**Exercise**
Copy out the listing below line for line without changing a character, leaving out the picture lines.

**Supplied data**
------------------------------------
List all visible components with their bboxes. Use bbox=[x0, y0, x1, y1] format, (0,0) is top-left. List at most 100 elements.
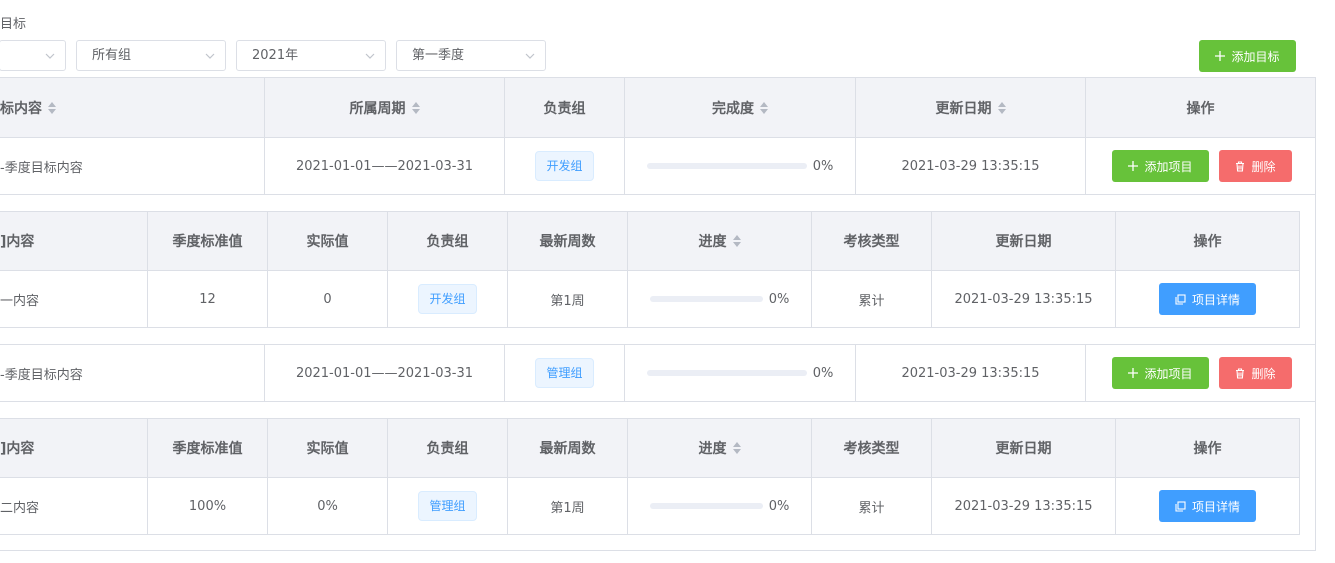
sort-icon[interactable] bbox=[732, 235, 741, 247]
project-header-group: 负责组 bbox=[388, 212, 508, 270]
goal-content: -季度目标内容 bbox=[0, 138, 265, 194]
goal-header-actions-label: 操作 bbox=[1186, 100, 1215, 117]
project-progress-cell: 0% bbox=[628, 478, 812, 534]
sort-icon[interactable] bbox=[48, 101, 56, 114]
project-content: 二内容 bbox=[0, 478, 148, 534]
goal-period: 2021-01-01——2021-03-31 bbox=[265, 138, 505, 194]
filter-select-year[interactable]: 2021年 bbox=[236, 40, 386, 71]
delete-button[interactable]: 删除 bbox=[1219, 150, 1292, 182]
project-actual: 0 bbox=[268, 271, 388, 327]
add-project-button[interactable]: 添加项目 bbox=[1112, 150, 1209, 182]
project-header-week: 最新周数 bbox=[508, 419, 628, 477]
sort-icon[interactable] bbox=[997, 101, 1006, 114]
project-header-updated: 更新日期 bbox=[932, 212, 1116, 270]
group-tag: 开发组 bbox=[418, 284, 477, 314]
filter-select-quarter-value: 第一季度 bbox=[412, 48, 465, 63]
goal-header-updated[interactable]: 更新日期 bbox=[856, 78, 1086, 137]
copy-icon bbox=[1175, 293, 1186, 305]
goal-header-actions: 操作 bbox=[1086, 78, 1315, 137]
project-header-actions: 操作 bbox=[1116, 212, 1299, 270]
project-actions: 项目详情 bbox=[1116, 478, 1299, 534]
goal-header-content-label: 标内容 bbox=[0, 100, 42, 117]
goal-updated: 2021-03-29 13:35:15 bbox=[856, 345, 1086, 401]
add-project-button[interactable]: 添加项目 bbox=[1112, 357, 1209, 389]
add-project-label: 添加项目 bbox=[1144, 159, 1193, 174]
project-header-week: 最新周数 bbox=[508, 212, 628, 270]
divider bbox=[0, 401, 1315, 402]
project-actions: 项目详情 bbox=[1116, 271, 1299, 327]
project-header-content: ]内容 bbox=[0, 212, 148, 270]
goal-header-period-label: 所属周期 bbox=[349, 100, 406, 117]
progress-text: 0% bbox=[768, 498, 790, 514]
progress-bar bbox=[646, 370, 807, 376]
filter-select-quarter[interactable]: 第一季度 bbox=[396, 40, 546, 71]
project-header-standard: 季度标准值 bbox=[148, 419, 268, 477]
project-group-cell: 管理组 bbox=[388, 478, 508, 534]
project-updated: 2021-03-29 13:35:15 bbox=[932, 271, 1116, 327]
progress-text: 0% bbox=[812, 365, 834, 381]
project-header-type: 考核类型 bbox=[812, 419, 932, 477]
project-week: 第1周 bbox=[508, 271, 628, 327]
filter-select-group[interactable]: 所有组 bbox=[76, 40, 226, 71]
add-goal-button[interactable]: 添加目标 bbox=[1199, 40, 1296, 72]
project-detail-button[interactable]: 项目详情 bbox=[1159, 490, 1256, 522]
goal-header-content[interactable]: 标内容 bbox=[0, 78, 265, 137]
progress-bar bbox=[649, 503, 763, 509]
project-standard: 12 bbox=[148, 271, 268, 327]
project-updated: 2021-03-29 13:35:15 bbox=[932, 478, 1116, 534]
goal-header-group: 负责组 bbox=[505, 78, 625, 137]
project-detail-label: 项目详情 bbox=[1191, 499, 1240, 514]
goal-header-group-label: 负责组 bbox=[543, 100, 586, 117]
chevron-down-icon bbox=[45, 53, 55, 59]
delete-label: 删除 bbox=[1251, 159, 1276, 174]
project-header-actual: 实际值 bbox=[268, 419, 388, 477]
goal-progress-cell: 0% bbox=[625, 345, 856, 401]
sort-icon[interactable] bbox=[760, 101, 768, 114]
project-detail-button[interactable]: 项目详情 bbox=[1159, 283, 1256, 315]
project-week: 第1周 bbox=[508, 478, 628, 534]
project-progress-cell: 0% bbox=[628, 271, 812, 327]
project-detail-label: 项目详情 bbox=[1191, 292, 1240, 307]
project-header-actual: 实际值 bbox=[268, 212, 388, 270]
add-project-label: 添加项目 bbox=[1144, 366, 1193, 381]
chevron-down-icon bbox=[525, 53, 535, 59]
group-tag: 管理组 bbox=[535, 358, 594, 388]
trash-icon bbox=[1236, 367, 1245, 379]
project-table-header: ]内容 季度标准值 实际值 负责组 最新周数 进度 考核类型 更新日期 操作 bbox=[0, 419, 1299, 477]
divider bbox=[0, 194, 1315, 195]
project-header-progress[interactable]: 进度 bbox=[628, 419, 812, 477]
page-title: 目标 bbox=[0, 17, 27, 32]
group-tag: 开发组 bbox=[535, 151, 594, 181]
progress-text: 0% bbox=[812, 158, 834, 174]
goal-header-period[interactable]: 所属周期 bbox=[265, 78, 505, 137]
goal-content: -季度目标内容 bbox=[0, 345, 265, 401]
project-header-actions: 操作 bbox=[1116, 419, 1299, 477]
project-header-content: ]内容 bbox=[0, 419, 148, 477]
goal-header-progress[interactable]: 完成度 bbox=[625, 78, 856, 137]
project-header-progress[interactable]: 进度 bbox=[628, 212, 812, 270]
filter-select-group-value: 所有组 bbox=[92, 48, 132, 63]
project-table: ]内容 季度标准值 实际值 负责组 最新周数 进度 考核类型 更新日期 操作 二… bbox=[0, 418, 1300, 535]
plus-icon bbox=[1128, 161, 1139, 171]
project-type: 累计 bbox=[812, 271, 932, 327]
goal-updated: 2021-03-29 13:35:15 bbox=[856, 138, 1086, 194]
filter-select-first[interactable] bbox=[0, 40, 66, 71]
chevron-down-icon bbox=[365, 53, 375, 59]
goal-group-cell: 管理组 bbox=[505, 345, 625, 401]
project-type: 累计 bbox=[812, 478, 932, 534]
project-row: 二内容 100% 0% 管理组 第1周 0% 累计 2021-03-29 13:… bbox=[0, 478, 1299, 534]
project-group-cell: 开发组 bbox=[388, 271, 508, 327]
project-header-standard: 季度标准值 bbox=[148, 212, 268, 270]
filter-select-year-value: 2021年 bbox=[252, 48, 299, 63]
project-header-progress-label: 进度 bbox=[698, 234, 727, 250]
goal-table-header: 标内容 所属周期 负责组 完成度 更新日期 操作 bbox=[0, 78, 1315, 137]
goal-header-updated-label: 更新日期 bbox=[935, 100, 992, 117]
delete-button[interactable]: 删除 bbox=[1219, 357, 1292, 389]
sort-icon[interactable] bbox=[411, 101, 420, 114]
sort-icon[interactable] bbox=[732, 442, 741, 454]
project-header-progress-label: 进度 bbox=[698, 441, 727, 457]
trash-icon bbox=[1236, 160, 1245, 172]
goal-progress-cell: 0% bbox=[625, 138, 856, 194]
group-tag: 管理组 bbox=[418, 491, 477, 521]
project-row: 一内容 12 0 开发组 第1周 0% 累计 2021-03-29 13:35:… bbox=[0, 271, 1299, 327]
------------------------------------
**Correct output**
List all visible components with their bboxes. Use bbox=[x0, y0, x1, y1] format, (0,0) is top-left. List at most 100 elements.
sort-icon[interactable] bbox=[732, 235, 741, 247]
project-header-group: 负责组 bbox=[388, 212, 508, 270]
goal-content: -季度目标内容 bbox=[0, 138, 265, 194]
goal-header-actions-label: 操作 bbox=[1186, 100, 1215, 117]
project-progress-cell: 0% bbox=[628, 478, 812, 534]
sort-icon[interactable] bbox=[48, 101, 56, 114]
project-content: 二内容 bbox=[0, 478, 148, 534]
goal-period: 2021-01-01——2021-03-31 bbox=[265, 138, 505, 194]
filter-select-year[interactable]: 2021年 bbox=[236, 40, 386, 71]
delete-button[interactable]: 删除 bbox=[1219, 150, 1292, 182]
project-actual: 0 bbox=[268, 271, 388, 327]
add-project-button[interactable]: 添加项目 bbox=[1112, 150, 1209, 182]
project-header-week: 最新周数 bbox=[508, 419, 628, 477]
sort-icon[interactable] bbox=[997, 101, 1006, 114]
project-header-updated: 更新日期 bbox=[932, 212, 1116, 270]
group-tag: 开发组 bbox=[418, 284, 477, 314]
filter-select-quarter-value: 第一季度 bbox=[412, 48, 465, 63]
goal-header-updated[interactable]: 更新日期 bbox=[856, 78, 1086, 137]
copy-icon bbox=[1175, 293, 1186, 305]
goal-header-actions: 操作 bbox=[1086, 78, 1315, 137]
project-header-actions: 操作 bbox=[1116, 212, 1299, 270]
project-actions: 项目详情 bbox=[1116, 478, 1299, 534]
goal-header-content-label: 标内容 bbox=[0, 100, 42, 117]
goal-updated: 2021-03-29 13:35:15 bbox=[856, 345, 1086, 401]
add-project-button[interactable]: 添加项目 bbox=[1112, 357, 1209, 389]
add-project-label: 添加项目 bbox=[1144, 159, 1193, 174]
project-header-week: 最新周数 bbox=[508, 212, 628, 270]
divider bbox=[0, 401, 1315, 402]
project-actions: 项目详情 bbox=[1116, 271, 1299, 327]
project-header-content: ]内容 bbox=[0, 212, 148, 270]
goal-header-period-label: 所属周期 bbox=[349, 100, 406, 117]
progress-text: 0% bbox=[768, 498, 790, 514]
progress-bar bbox=[646, 370, 807, 376]
filter-select-quarter[interactable]: 第一季度 bbox=[396, 40, 546, 71]
project-header-standard: 季度标准值 bbox=[148, 419, 268, 477]
project-group-cell: 管理组 bbox=[388, 478, 508, 534]
project-updated: 2021-03-29 13:35:15 bbox=[932, 271, 1116, 327]
progress-text: 0% bbox=[812, 365, 834, 381]
project-header-type: 考核类型 bbox=[812, 419, 932, 477]
project-week: 第1周 bbox=[508, 271, 628, 327]
filter-select-group[interactable]: 所有组 bbox=[76, 40, 226, 71]
add-goal-button[interactable]: 添加目标 bbox=[1199, 40, 1296, 72]
project-detail-button[interactable]: 项目详情 bbox=[1159, 490, 1256, 522]
goal-header-content[interactable]: 标内容 bbox=[0, 78, 265, 137]
progress-bar bbox=[649, 503, 763, 509]
project-standard: 12 bbox=[148, 271, 268, 327]
project-updated: 2021-03-29 13:35:15 bbox=[932, 478, 1116, 534]
goal-header-group: 负责组 bbox=[505, 78, 625, 137]
project-detail-label: 项目详情 bbox=[1191, 499, 1240, 514]
goal-header-group-label: 负责组 bbox=[543, 100, 586, 117]
chevron-down-icon bbox=[45, 53, 55, 59]
delete-label: 删除 bbox=[1251, 159, 1276, 174]
project-header-actual: 实际值 bbox=[268, 419, 388, 477]
goal-progress-cell: 0% bbox=[625, 345, 856, 401]
sort-icon[interactable] bbox=[760, 101, 768, 114]
project-detail-button[interactable]: 项目详情 bbox=[1159, 283, 1256, 315]
project-week: 第1周 bbox=[508, 478, 628, 534]
project-progress-cell: 0% bbox=[628, 271, 812, 327]
project-detail-label: 项目详情 bbox=[1191, 292, 1240, 307]
project-header-actual: 实际值 bbox=[268, 212, 388, 270]
add-project-label: 添加项目 bbox=[1144, 366, 1193, 381]
chevron-down-icon bbox=[525, 53, 535, 59]
group-tag: 管理组 bbox=[535, 358, 594, 388]
trash-icon bbox=[1236, 367, 1245, 379]
project-table-header: ]内容 季度标准值 实际值 负责组 最新周数 进度 考核类型 更新日期 操作 bbox=[0, 419, 1299, 477]
divider bbox=[0, 194, 1315, 195]
project-header-progress[interactable]: 进度 bbox=[628, 419, 812, 477]
page-title: 目标 bbox=[0, 17, 27, 32]
group-tag: 开发组 bbox=[535, 151, 594, 181]
progress-text: 0% bbox=[812, 158, 834, 174]
goal-header-period[interactable]: 所属周期 bbox=[265, 78, 505, 137]
goal-content: -季度目标内容 bbox=[0, 345, 265, 401]
project-header-actions: 操作 bbox=[1116, 419, 1299, 477]
project-header-content: ]内容 bbox=[0, 419, 148, 477]
goal-header-progress[interactable]: 完成度 bbox=[625, 78, 856, 137]
project-header-progress[interactable]: 进度 bbox=[628, 212, 812, 270]
filter-select-group-value: 所有组 bbox=[92, 48, 132, 63]
project-table: ]内容 季度标准值 实际值 负责组 最新周数 进度 考核类型 更新日期 操作 二… bbox=[0, 418, 1300, 535]
plus-icon bbox=[1128, 161, 1139, 171]
project-type: 累计 bbox=[812, 271, 932, 327]
goal-updated: 2021-03-29 13:35:15 bbox=[856, 138, 1086, 194]
filter-select-first[interactable] bbox=[0, 40, 66, 71]
chevron-down-icon bbox=[365, 53, 375, 59]
goal-group-cell: 管理组 bbox=[505, 345, 625, 401]
project-type: 累计 bbox=[812, 478, 932, 534]
project-row: 二内容 100% 0% 管理组 第1周 0% 累计 2021-03-29 13:… bbox=[0, 478, 1299, 534]
project-group-cell: 开发组 bbox=[388, 271, 508, 327]
project-header-standard: 季度标准值 bbox=[148, 212, 268, 270]
filter-select-year-value: 2021年 bbox=[252, 48, 299, 63]
project-header-progress-label: 进度 bbox=[698, 234, 727, 250]
goal-table-header: 标内容 所属周期 负责组 完成度 更新日期 操作 bbox=[0, 78, 1315, 137]
goal-header-updated-label: 更新日期 bbox=[935, 100, 992, 117]
delete-button[interactable]: 删除 bbox=[1219, 357, 1292, 389]
sort-icon[interactable] bbox=[411, 101, 420, 114]
sort-icon[interactable] bbox=[732, 442, 741, 454]
project-header-progress-label: 进度 bbox=[698, 441, 727, 457]
trash-icon bbox=[1236, 160, 1245, 172]
goal-progress-cell: 0% bbox=[625, 138, 856, 194]
group-tag: 管理组 bbox=[418, 491, 477, 521]
project-row: 一内容 12 0 开发组 第1周 0% 累计 2021-03-29 13:35:… bbox=[0, 271, 1299, 327]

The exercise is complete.